**Problem**
Sort through the entries below and pull out lines containing the word "Average".

**Data for the task**
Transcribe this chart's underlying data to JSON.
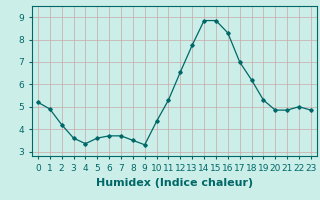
{
  "x": [
    0,
    1,
    2,
    3,
    4,
    5,
    6,
    7,
    8,
    9,
    10,
    11,
    12,
    13,
    14,
    15,
    16,
    17,
    18,
    19,
    20,
    21,
    22,
    23
  ],
  "y": [
    5.2,
    4.9,
    4.2,
    3.6,
    3.35,
    3.6,
    3.7,
    3.7,
    3.5,
    3.3,
    4.35,
    5.3,
    6.55,
    7.75,
    8.85,
    8.85,
    8.3,
    7.0,
    6.2,
    5.3,
    4.85,
    4.85,
    5.0,
    4.85
  ],
  "xlabel": "Humidex (Indice chaleur)",
  "ylim": [
    2.8,
    9.5
  ],
  "xlim": [
    -0.5,
    23.5
  ],
  "yticks": [
    3,
    4,
    5,
    6,
    7,
    8,
    9
  ],
  "xticks": [
    0,
    1,
    2,
    3,
    4,
    5,
    6,
    7,
    8,
    9,
    10,
    11,
    12,
    13,
    14,
    15,
    16,
    17,
    18,
    19,
    20,
    21,
    22,
    23
  ],
  "xtick_labels": [
    "0",
    "1",
    "2",
    "3",
    "4",
    "5",
    "6",
    "7",
    "8",
    "9",
    "10",
    "11",
    "12",
    "13",
    "14",
    "15",
    "16",
    "17",
    "18",
    "19",
    "20",
    "21",
    "22",
    "23"
  ],
  "line_color": "#006868",
  "marker_color": "#006868",
  "bg_color": "#cceee8",
  "grid_color": "#c8a8a8",
  "xlabel_fontsize": 8,
  "tick_fontsize": 6.5
}
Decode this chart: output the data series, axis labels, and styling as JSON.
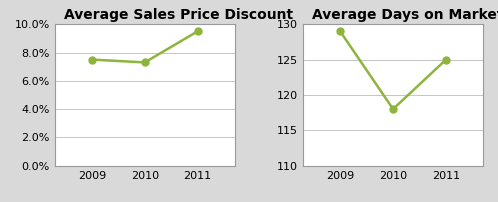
{
  "chart1_title": "Average Sales Price Discount",
  "chart2_title": "Average Days on Market",
  "years": [
    2009,
    2010,
    2011
  ],
  "discount_values": [
    0.075,
    0.073,
    0.095
  ],
  "days_values": [
    129,
    118,
    125
  ],
  "discount_ylim": [
    0.0,
    0.1
  ],
  "discount_yticks": [
    0.0,
    0.02,
    0.04,
    0.06,
    0.08,
    0.1
  ],
  "days_ylim": [
    110,
    130
  ],
  "days_yticks": [
    110,
    115,
    120,
    125,
    130
  ],
  "line_color": "#8db53c",
  "marker": "o",
  "marker_size": 5,
  "bg_color": "#d9d9d9",
  "plot_bg_color": "#ffffff",
  "title_fontsize": 10,
  "tick_fontsize": 8,
  "grid_color": "#bbbbbb",
  "border_color": "#999999"
}
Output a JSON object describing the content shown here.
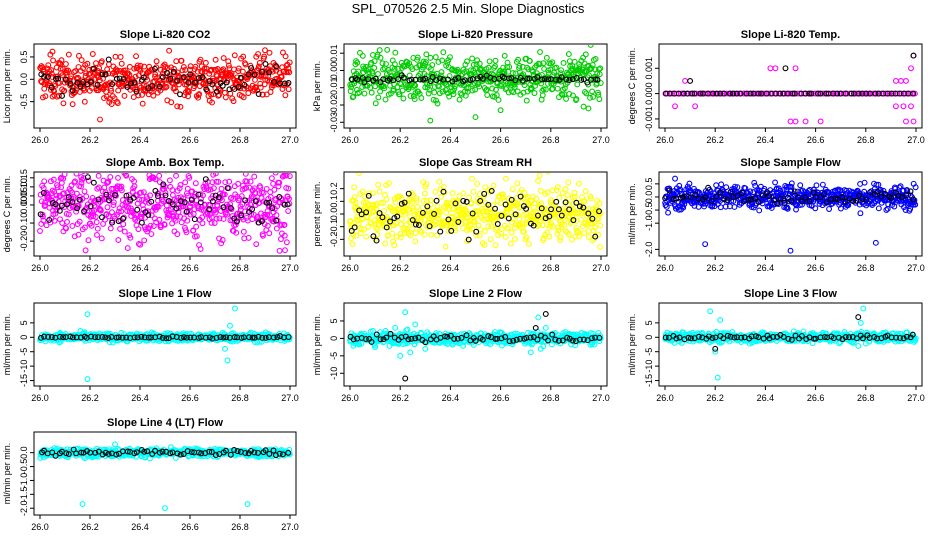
{
  "page": {
    "title": "SPL_070526  2.5 Min. Slope Diagnostics"
  },
  "colors": {
    "axis": "#000000",
    "background": "#ffffff"
  },
  "chart_data": [
    {
      "type": "scatter",
      "title": "Slope Li-820 CO2",
      "xlabel": "",
      "ylabel": "Licor ppm per min.",
      "xlim": [
        26.0,
        27.0
      ],
      "xticks": [
        "26.0",
        "26.2",
        "26.4",
        "26.6",
        "26.8",
        "27.0"
      ],
      "ylim": [
        -1.0,
        0.7
      ],
      "yticks": [
        {
          "v": 0.5,
          "label": "0.5"
        },
        {
          "v": 0.0,
          "label": "0.0"
        },
        {
          "v": -0.5,
          "label": "-0.5"
        }
      ],
      "series": [
        {
          "name": "primary",
          "color": "#ff0000",
          "n": 560,
          "spread": 0.3,
          "outliers": [
            {
              "x": 26.24,
              "y": -0.9
            },
            {
              "x": 26.9,
              "y": 0.65
            },
            {
              "x": 26.05,
              "y": 0.62
            }
          ]
        },
        {
          "name": "reference",
          "color": "#000000",
          "n": 70,
          "spread": 0.22,
          "outliers": []
        }
      ]
    },
    {
      "type": "scatter",
      "title": "Slope Li-820 Pressure",
      "xlabel": "",
      "ylabel": "kPa per min.",
      "xlim": [
        26.0,
        27.0
      ],
      "xticks": [
        "26.0",
        "26.2",
        "26.4",
        "26.6",
        "26.8",
        "27.0"
      ],
      "ylim": [
        -0.031,
        0.013
      ],
      "yticks": [
        {
          "v": 0.01,
          "label": "0.01"
        },
        {
          "v": 0.0,
          "label": "0.00"
        },
        {
          "v": -0.01,
          "label": "-0.01"
        },
        {
          "v": -0.02,
          "label": "-0.02"
        },
        {
          "v": -0.03,
          "label": "-0.03"
        }
      ],
      "series": [
        {
          "name": "primary",
          "color": "#00cc00",
          "n": 560,
          "spread": 0.008,
          "center": -0.004,
          "outliers": [
            {
              "x": 26.32,
              "y": -0.029
            },
            {
              "x": 26.5,
              "y": -0.027
            },
            {
              "x": 26.6,
              "y": -0.023
            },
            {
              "x": 26.95,
              "y": -0.022
            }
          ]
        },
        {
          "name": "reference",
          "color": "#000000",
          "n": 70,
          "spread": 0.001,
          "center": -0.005,
          "outliers": []
        }
      ]
    },
    {
      "type": "scatter",
      "title": "Slope Li-820 Temp.",
      "xlabel": "",
      "ylabel": "degrees C per min.",
      "xlim": [
        26.0,
        27.0
      ],
      "xticks": [
        "26.0",
        "26.2",
        "26.4",
        "26.6",
        "26.8",
        "27.0"
      ],
      "ylim": [
        -0.0012,
        0.0018
      ],
      "yticks": [
        {
          "v": 0.001,
          "label": "0.001"
        },
        {
          "v": 0.0,
          "label": "0.000"
        },
        {
          "v": -0.001,
          "label": "-0.001"
        }
      ],
      "series": [
        {
          "name": "primary",
          "color": "#ff00ff",
          "n": 120,
          "spread": 0,
          "center": 0,
          "outliers": [
            {
              "x": 26.08,
              "y": 0.0005
            },
            {
              "x": 26.12,
              "y": -0.0005
            },
            {
              "x": 26.04,
              "y": -0.0005
            },
            {
              "x": 26.42,
              "y": 0.001
            },
            {
              "x": 26.44,
              "y": 0.001
            },
            {
              "x": 26.52,
              "y": 0.001
            },
            {
              "x": 26.5,
              "y": -0.0011
            },
            {
              "x": 26.52,
              "y": -0.0011
            },
            {
              "x": 26.56,
              "y": -0.0011
            },
            {
              "x": 26.62,
              "y": -0.0011
            },
            {
              "x": 26.92,
              "y": 0.0005
            },
            {
              "x": 26.94,
              "y": 0.0005
            },
            {
              "x": 26.96,
              "y": 0.0005
            },
            {
              "x": 26.92,
              "y": -0.0005
            },
            {
              "x": 26.95,
              "y": -0.0005
            },
            {
              "x": 26.98,
              "y": -0.0005
            },
            {
              "x": 26.96,
              "y": -0.0011
            },
            {
              "x": 26.99,
              "y": -0.0011
            },
            {
              "x": 26.98,
              "y": 0.001
            },
            {
              "x": 26.99,
              "y": 0.0015
            }
          ]
        },
        {
          "name": "reference",
          "color": "#000000",
          "n": 60,
          "spread": 0,
          "center": 0,
          "outliers": [
            {
              "x": 26.1,
              "y": 0.0005
            },
            {
              "x": 26.48,
              "y": 0.001
            },
            {
              "x": 26.99,
              "y": 0.0015
            }
          ]
        }
      ]
    },
    {
      "type": "scatter",
      "title": "Slope Amb. Box Temp.",
      "xlabel": "",
      "ylabel": "degrees C per min.",
      "xlim": [
        26.0,
        27.0
      ],
      "xticks": [
        "26.0",
        "26.2",
        "26.4",
        "26.6",
        "26.8",
        "27.0"
      ],
      "ylim": [
        -0.26,
        0.16
      ],
      "yticks": [
        {
          "v": 0.15,
          "label": "0.15"
        },
        {
          "v": 0.1,
          "label": "0.10"
        },
        {
          "v": 0.05,
          "label": "0.05"
        },
        {
          "v": 0.0,
          "label": "0.00"
        },
        {
          "v": -0.1,
          "label": "-0.10"
        },
        {
          "v": -0.2,
          "label": "-0.20"
        }
      ],
      "series": [
        {
          "name": "primary",
          "color": "#ff00ff",
          "n": 620,
          "spread": 0.12,
          "outliers": [
            {
              "x": 26.98,
              "y": -0.25
            }
          ]
        },
        {
          "name": "reference",
          "color": "#000000",
          "n": 70,
          "spread": 0.07,
          "outliers": []
        }
      ]
    },
    {
      "type": "scatter",
      "title": "Slope Gas Stream RH",
      "xlabel": "",
      "ylabel": "percent per min.",
      "xlim": [
        26.0,
        27.0
      ],
      "xticks": [
        "26.0",
        "26.2",
        "26.4",
        "26.6",
        "26.8",
        "27.0"
      ],
      "ylim": [
        -0.3,
        0.3
      ],
      "yticks": [
        {
          "v": 0.2,
          "label": "0.2"
        },
        {
          "v": 0.1,
          "label": "0.1"
        },
        {
          "v": 0.0,
          "label": "0.0"
        },
        {
          "v": -0.1,
          "label": "-0.1"
        },
        {
          "v": -0.2,
          "label": "-0.2"
        }
      ],
      "series": [
        {
          "name": "primary",
          "color": "#ffff00",
          "n": 620,
          "spread": 0.14,
          "outliers": []
        },
        {
          "name": "reference",
          "color": "#000000",
          "n": 70,
          "spread": 0.11,
          "outliers": []
        }
      ]
    },
    {
      "type": "scatter",
      "title": "Slope Sample Flow",
      "xlabel": "",
      "ylabel": "ml/min per min.",
      "xlim": [
        26.0,
        27.0
      ],
      "xticks": [
        "26.0",
        "26.2",
        "26.4",
        "26.6",
        "26.8",
        "27.0"
      ],
      "ylim": [
        -2.1,
        0.8
      ],
      "yticks": [
        {
          "v": 0.5,
          "label": "0.5"
        },
        {
          "v": 0.0,
          "label": "0.0"
        },
        {
          "v": -0.5,
          "label": "-0.5"
        },
        {
          "v": -1.0,
          "label": "-1.0"
        },
        {
          "v": -2.0,
          "label": "-2.0"
        }
      ],
      "series": [
        {
          "name": "primary",
          "color": "#0000ff",
          "n": 600,
          "spread": 0.28,
          "outliers": [
            {
              "x": 26.16,
              "y": -1.8
            },
            {
              "x": 26.5,
              "y": -2.05
            },
            {
              "x": 26.84,
              "y": -1.75
            },
            {
              "x": 26.04,
              "y": 0.7
            }
          ]
        },
        {
          "name": "reference",
          "color": "#000000",
          "n": 70,
          "spread": 0.15,
          "outliers": []
        }
      ]
    },
    {
      "type": "scatter",
      "title": "Slope Line 1 Flow",
      "xlabel": "",
      "ylabel": "ml/min per min.",
      "xlim": [
        26.0,
        27.0
      ],
      "xticks": [
        "26.0",
        "26.2",
        "26.4",
        "26.6",
        "26.8",
        "27.0"
      ],
      "ylim": [
        -15.5,
        10.5
      ],
      "yticks": [
        {
          "v": 5,
          "label": "5"
        },
        {
          "v": 0,
          "label": "0"
        },
        {
          "v": -5,
          "label": "-5"
        },
        {
          "v": -10,
          "label": "-10"
        },
        {
          "v": -15,
          "label": "-15"
        }
      ],
      "series": [
        {
          "name": "primary",
          "color": "#00ffff",
          "n": 560,
          "spread": 0.9,
          "outliers": [
            {
              "x": 26.19,
              "y": -14.5
            },
            {
              "x": 26.19,
              "y": 8
            },
            {
              "x": 26.78,
              "y": 10
            },
            {
              "x": 26.75,
              "y": -8
            },
            {
              "x": 26.76,
              "y": 4
            },
            {
              "x": 26.74,
              "y": -4
            }
          ]
        },
        {
          "name": "reference",
          "color": "#000000",
          "n": 70,
          "spread": 0.25,
          "outliers": []
        }
      ]
    },
    {
      "type": "scatter",
      "title": "Slope Line 2 Flow",
      "xlabel": "",
      "ylabel": "ml/min per min.",
      "xlim": [
        26.0,
        27.0
      ],
      "xticks": [
        "26.0",
        "26.2",
        "26.4",
        "26.6",
        "26.8",
        "27.0"
      ],
      "ylim": [
        -12.5,
        9.0
      ],
      "yticks": [
        {
          "v": 5,
          "label": "5"
        },
        {
          "v": 0,
          "label": "0"
        },
        {
          "v": -5,
          "label": "-5"
        },
        {
          "v": -10,
          "label": "-10"
        }
      ],
      "series": [
        {
          "name": "primary",
          "color": "#00ffff",
          "n": 560,
          "spread": 1.1,
          "outliers": [
            {
              "x": 26.22,
              "y": 7.5
            },
            {
              "x": 26.2,
              "y": -5
            },
            {
              "x": 26.24,
              "y": -4
            },
            {
              "x": 26.18,
              "y": 3
            },
            {
              "x": 26.26,
              "y": 4
            },
            {
              "x": 26.75,
              "y": 6
            },
            {
              "x": 26.72,
              "y": -4
            },
            {
              "x": 26.76,
              "y": -3
            },
            {
              "x": 26.78,
              "y": 3
            },
            {
              "x": 26.1,
              "y": -2.5
            },
            {
              "x": 26.3,
              "y": -3
            }
          ]
        },
        {
          "name": "reference",
          "color": "#000000",
          "n": 70,
          "spread": 0.6,
          "outliers": [
            {
              "x": 26.22,
              "y": -11.5
            },
            {
              "x": 26.74,
              "y": 3
            },
            {
              "x": 26.78,
              "y": 7
            }
          ]
        }
      ]
    },
    {
      "type": "scatter",
      "title": "Slope Line 3 Flow",
      "xlabel": "",
      "ylabel": "ml/min per min.",
      "xlim": [
        26.0,
        27.0
      ],
      "xticks": [
        "26.0",
        "26.2",
        "26.4",
        "26.6",
        "26.8",
        "27.0"
      ],
      "ylim": [
        -15.5,
        10.5
      ],
      "yticks": [
        {
          "v": 5,
          "label": "5"
        },
        {
          "v": 0,
          "label": "0"
        },
        {
          "v": -5,
          "label": "-5"
        },
        {
          "v": -10,
          "label": "-10"
        },
        {
          "v": -15,
          "label": "-15"
        }
      ],
      "series": [
        {
          "name": "primary",
          "color": "#00ffff",
          "n": 560,
          "spread": 1.1,
          "outliers": [
            {
              "x": 26.21,
              "y": -14
            },
            {
              "x": 26.18,
              "y": 9
            },
            {
              "x": 26.22,
              "y": 6
            },
            {
              "x": 26.2,
              "y": -5
            },
            {
              "x": 26.79,
              "y": 10
            },
            {
              "x": 26.78,
              "y": 5
            },
            {
              "x": 26.77,
              "y": -3
            }
          ]
        },
        {
          "name": "reference",
          "color": "#000000",
          "n": 70,
          "spread": 0.5,
          "outliers": [
            {
              "x": 26.2,
              "y": -4
            },
            {
              "x": 26.77,
              "y": 7
            }
          ]
        }
      ]
    },
    {
      "type": "scatter",
      "title": "Slope Line 4 (LT) Flow",
      "xlabel": "",
      "ylabel": "ml/min per min.",
      "xlim": [
        26.0,
        27.0
      ],
      "xticks": [
        "26.0",
        "26.2",
        "26.4",
        "26.6",
        "26.8",
        "27.0"
      ],
      "ylim": [
        -2.1,
        0.6
      ],
      "yticks": [
        {
          "v": 0.0,
          "label": "0.0"
        },
        {
          "v": -0.5,
          "label": "-0.5"
        },
        {
          "v": -1.0,
          "label": "-1.0"
        },
        {
          "v": -1.5,
          "label": "-1.5"
        },
        {
          "v": -2.0,
          "label": "-2.0"
        }
      ],
      "series": [
        {
          "name": "primary",
          "color": "#00ffff",
          "n": 560,
          "spread": 0.09,
          "outliers": [
            {
              "x": 26.17,
              "y": -1.85
            },
            {
              "x": 26.5,
              "y": -2.0
            },
            {
              "x": 26.83,
              "y": -1.85
            },
            {
              "x": 26.18,
              "y": -0.2
            },
            {
              "x": 26.3,
              "y": 0.3
            }
          ]
        },
        {
          "name": "reference",
          "color": "#000000",
          "n": 70,
          "spread": 0.07,
          "outliers": []
        }
      ]
    }
  ]
}
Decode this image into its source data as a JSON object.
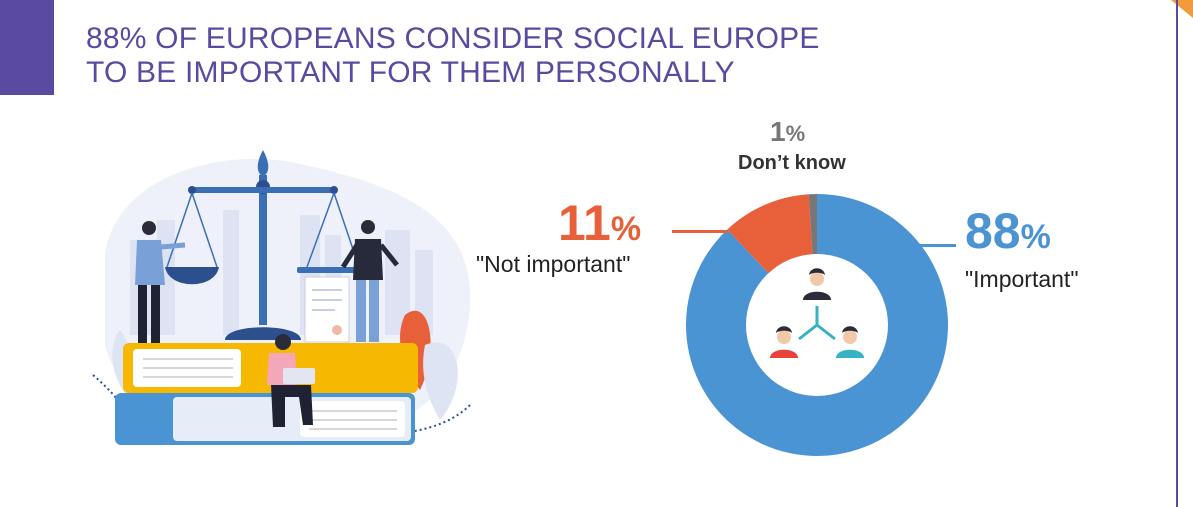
{
  "title": {
    "line1": "88% OF EUROPEANS CONSIDER SOCIAL EUROPE",
    "line2": "TO BE IMPORTANT FOR THEM PERSONALLY"
  },
  "colors": {
    "accent": "#5a4aa0",
    "important": "#4a94d4",
    "not_important": "#e8603a",
    "dont_know": "#777777",
    "corner": "#f39a3b"
  },
  "chart_data": {
    "type": "pie",
    "donut": true,
    "categories": [
      "\"Important\"",
      "\"Not important\"",
      "Don’t know"
    ],
    "values": [
      88,
      11,
      1
    ],
    "value_labels": [
      {
        "number": "88",
        "sign": "%"
      },
      {
        "number": "11",
        "sign": "%"
      },
      {
        "number": "1",
        "sign": "%"
      }
    ],
    "colors": [
      "#4a94d4",
      "#e8603a",
      "#777777"
    ],
    "center_icon": "people-network-icon"
  },
  "illustration_icon": "justice-scale-books-people-icon"
}
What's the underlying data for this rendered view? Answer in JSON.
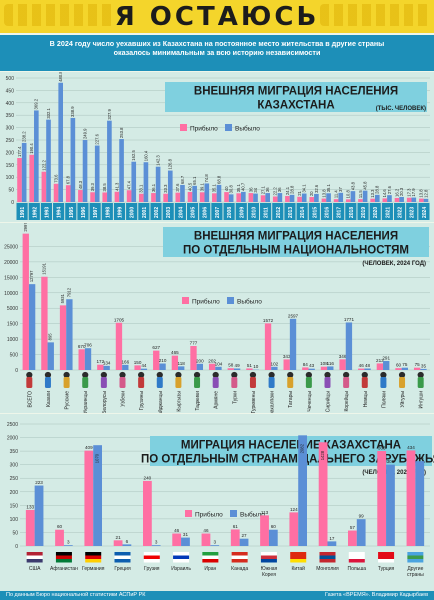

**Response**
  "chart1_title": "Average Sales Price Discount",
  "chart2_title": "Average Days on Market",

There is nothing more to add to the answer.